• **Written instruction**
Reply with the count of lines holding "卫生招聘考试之卫生招聘", nothing more.

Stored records
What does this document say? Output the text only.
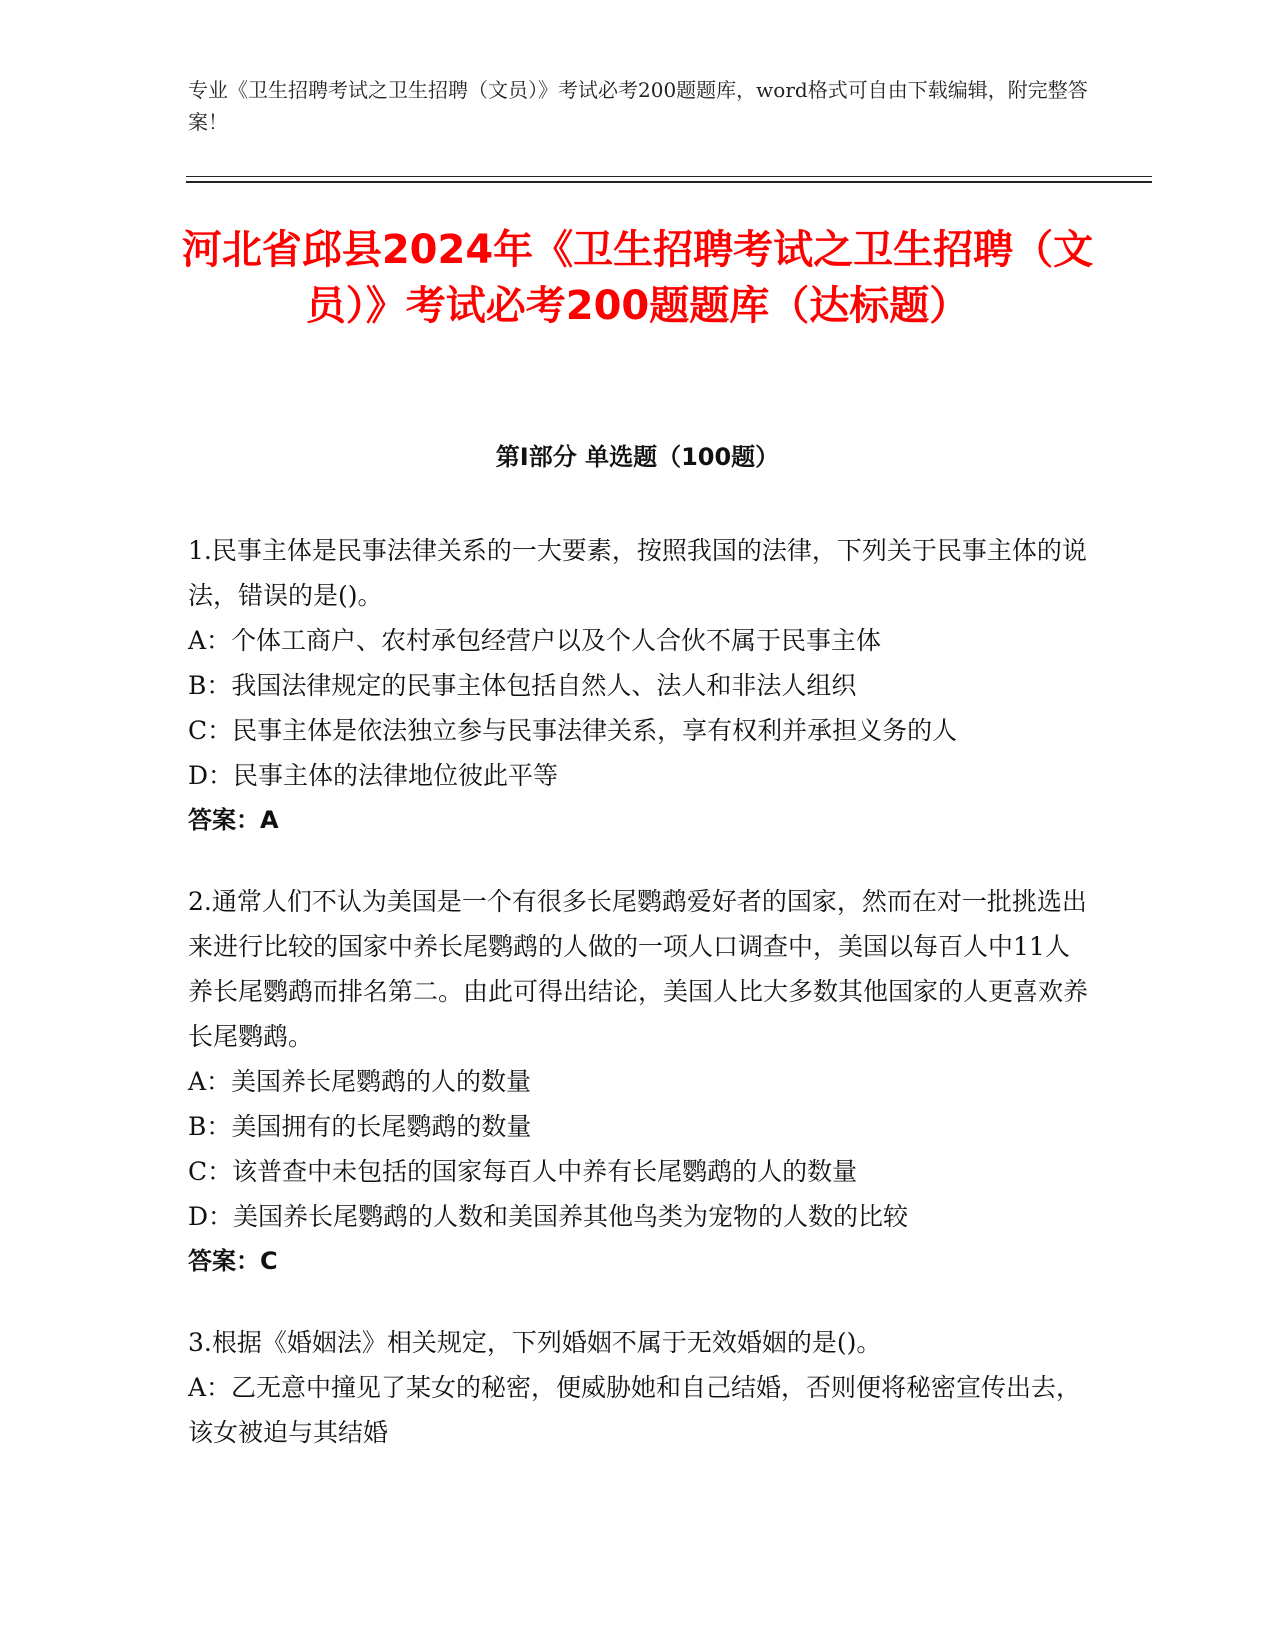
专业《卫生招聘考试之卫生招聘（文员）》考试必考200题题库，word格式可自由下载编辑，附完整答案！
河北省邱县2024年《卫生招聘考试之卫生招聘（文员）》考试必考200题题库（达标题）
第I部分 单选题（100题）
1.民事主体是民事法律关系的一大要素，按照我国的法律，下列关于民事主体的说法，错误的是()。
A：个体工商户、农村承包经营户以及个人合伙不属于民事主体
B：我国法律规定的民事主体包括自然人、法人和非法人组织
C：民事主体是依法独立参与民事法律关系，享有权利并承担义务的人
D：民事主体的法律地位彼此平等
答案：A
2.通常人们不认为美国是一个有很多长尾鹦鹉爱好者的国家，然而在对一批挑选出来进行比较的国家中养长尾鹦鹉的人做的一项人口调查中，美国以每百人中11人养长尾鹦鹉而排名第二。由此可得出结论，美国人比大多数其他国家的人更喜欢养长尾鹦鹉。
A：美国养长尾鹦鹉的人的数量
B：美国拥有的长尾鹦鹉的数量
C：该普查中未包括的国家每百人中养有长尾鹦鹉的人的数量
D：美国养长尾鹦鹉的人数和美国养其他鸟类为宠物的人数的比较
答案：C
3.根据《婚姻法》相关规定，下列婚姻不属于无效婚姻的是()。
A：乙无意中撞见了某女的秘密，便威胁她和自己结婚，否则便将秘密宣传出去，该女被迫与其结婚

• **Full response**
2